## Short exercise:
Return all of the entries exactly, with nothing added or left out.

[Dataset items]
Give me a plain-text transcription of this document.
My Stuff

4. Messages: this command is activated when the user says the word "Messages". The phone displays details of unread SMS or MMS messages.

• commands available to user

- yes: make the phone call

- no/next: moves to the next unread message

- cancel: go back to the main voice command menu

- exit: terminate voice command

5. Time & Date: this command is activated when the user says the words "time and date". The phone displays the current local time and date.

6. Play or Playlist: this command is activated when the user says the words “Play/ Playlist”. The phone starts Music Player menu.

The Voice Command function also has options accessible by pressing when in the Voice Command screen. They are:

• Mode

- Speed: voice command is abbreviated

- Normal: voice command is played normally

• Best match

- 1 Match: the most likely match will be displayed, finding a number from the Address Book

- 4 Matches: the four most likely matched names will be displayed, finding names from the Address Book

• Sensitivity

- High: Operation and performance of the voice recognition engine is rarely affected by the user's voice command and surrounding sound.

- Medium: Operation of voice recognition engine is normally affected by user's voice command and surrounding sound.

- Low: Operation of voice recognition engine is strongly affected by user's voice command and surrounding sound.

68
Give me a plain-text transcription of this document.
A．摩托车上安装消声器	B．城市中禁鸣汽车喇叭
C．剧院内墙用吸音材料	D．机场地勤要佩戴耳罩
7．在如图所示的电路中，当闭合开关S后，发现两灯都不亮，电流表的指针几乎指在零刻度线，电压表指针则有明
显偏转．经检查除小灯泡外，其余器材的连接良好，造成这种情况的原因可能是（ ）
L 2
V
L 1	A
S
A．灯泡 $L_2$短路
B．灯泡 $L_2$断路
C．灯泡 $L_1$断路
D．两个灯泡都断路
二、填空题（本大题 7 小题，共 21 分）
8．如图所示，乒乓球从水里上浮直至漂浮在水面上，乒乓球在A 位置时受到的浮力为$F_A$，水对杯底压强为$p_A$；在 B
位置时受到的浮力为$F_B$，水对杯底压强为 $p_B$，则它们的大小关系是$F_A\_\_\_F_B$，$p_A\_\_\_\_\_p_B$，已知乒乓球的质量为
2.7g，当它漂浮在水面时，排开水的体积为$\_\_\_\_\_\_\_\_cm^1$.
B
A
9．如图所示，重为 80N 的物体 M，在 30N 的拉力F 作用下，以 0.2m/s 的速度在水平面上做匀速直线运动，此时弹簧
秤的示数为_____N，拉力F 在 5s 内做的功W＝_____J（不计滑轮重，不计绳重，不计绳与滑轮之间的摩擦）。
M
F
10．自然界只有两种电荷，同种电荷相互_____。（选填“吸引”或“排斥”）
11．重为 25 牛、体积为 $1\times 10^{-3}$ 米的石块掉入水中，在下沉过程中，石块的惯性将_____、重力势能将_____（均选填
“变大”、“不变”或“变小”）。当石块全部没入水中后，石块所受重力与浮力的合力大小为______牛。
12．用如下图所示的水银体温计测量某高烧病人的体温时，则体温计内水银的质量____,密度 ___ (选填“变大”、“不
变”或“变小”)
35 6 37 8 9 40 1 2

## Task answer:
Give me a plain-text transcription of this document.
My Stuff

4. Messages: this command is activated when the user says the word "Messages". The phone displays details of unread SMS or MMS messages.

• commands available to user

- yes: make the phone call

- no/next: moves to the next unread message

- cancel: go back to the main voice command menu

- exit: terminate voice command

5. Time & Date: this command is activated when the user says the words "time and date". The phone displays the current local time and date.

6. Play or Playlist: this command is activated when the user says the words “Play/ Playlist”. The phone starts Music Player menu.

The Voice Command function also has options accessible by pressing when in the Voice Command screen. They are:

• Mode

- Speed: voice command is abbreviated

- Normal: voice command is played normally

• Best match

- 1 Match: the most likely match will be displayed, finding a number from the Address Book

- 4 Matches: the four most likely matched names will be displayed, finding names from the Address Book

• Sensitivity

- High: Operation and performance of the voice recognition engine is rarely affected by the user's voice command and surrounding sound.

- Medium: Operation of voice recognition engine is normally affected by user's voice command and surrounding sound.

- Low: Operation of voice recognition engine is strongly affected by user's voice command and surrounding sound.

68
Give me a plain-text transcription of this document.
A．摩托车上安装消声器	B．城市中禁鸣汽车喇叭
C．剧院内墙用吸音材料	D．机场地勤要佩戴耳罩
7．在如图所示的电路中，当闭合开关S后，发现两灯都不亮，电流表的指针几乎指在零刻度线，电压表指针则有明
显偏转．经检查除小灯泡外，其余器材的连接良好，造成这种情况的原因可能是（ ）
L 2
V
L 1	A
S
A．灯泡 $L_2$短路
B．灯泡 $L_2$断路
C．灯泡 $L_1$断路
D．两个灯泡都断路
二、填空题（本大题 7 小题，共 21 分）
8．如图所示，乒乓球从水里上浮直至漂浮在水面上，乒乓球在A 位置时受到的浮力为$F_A$，水对杯底压强为$p_A$；在 B
位置时受到的浮力为$F_B$，水对杯底压强为 $p_B$，则它们的大小关系是$F_A\_\_\_F_B$，$p_A\_\_\_\_\_p_B$，已知乒乓球的质量为
2.7g，当它漂浮在水面时，排开水的体积为$\_\_\_\_\_\_\_\_cm^1$.
B
A
9．如图所示，重为 80N 的物体 M，在 30N 的拉力F 作用下，以 0.2m/s 的速度在水平面上做匀速直线运动，此时弹簧
秤的示数为_____N，拉力F 在 5s 内做的功W＝_____J（不计滑轮重，不计绳重，不计绳与滑轮之间的摩擦）。
M
F
10．自然界只有两种电荷，同种电荷相互_____。（选填“吸引”或“排斥”）
11．重为 25 牛、体积为 $1\times 10^{-3}$ 米的石块掉入水中，在下沉过程中，石块的惯性将_____、重力势能将_____（均选填
“变大”、“不变”或“变小”）。当石块全部没入水中后，石块所受重力与浮力的合力大小为______牛。
12．用如下图所示的水银体温计测量某高烧病人的体温时，则体温计内水银的质量____,密度 ___ (选填“变大”、“不
变”或“变小”)
35 6 37 8 9 40 1 2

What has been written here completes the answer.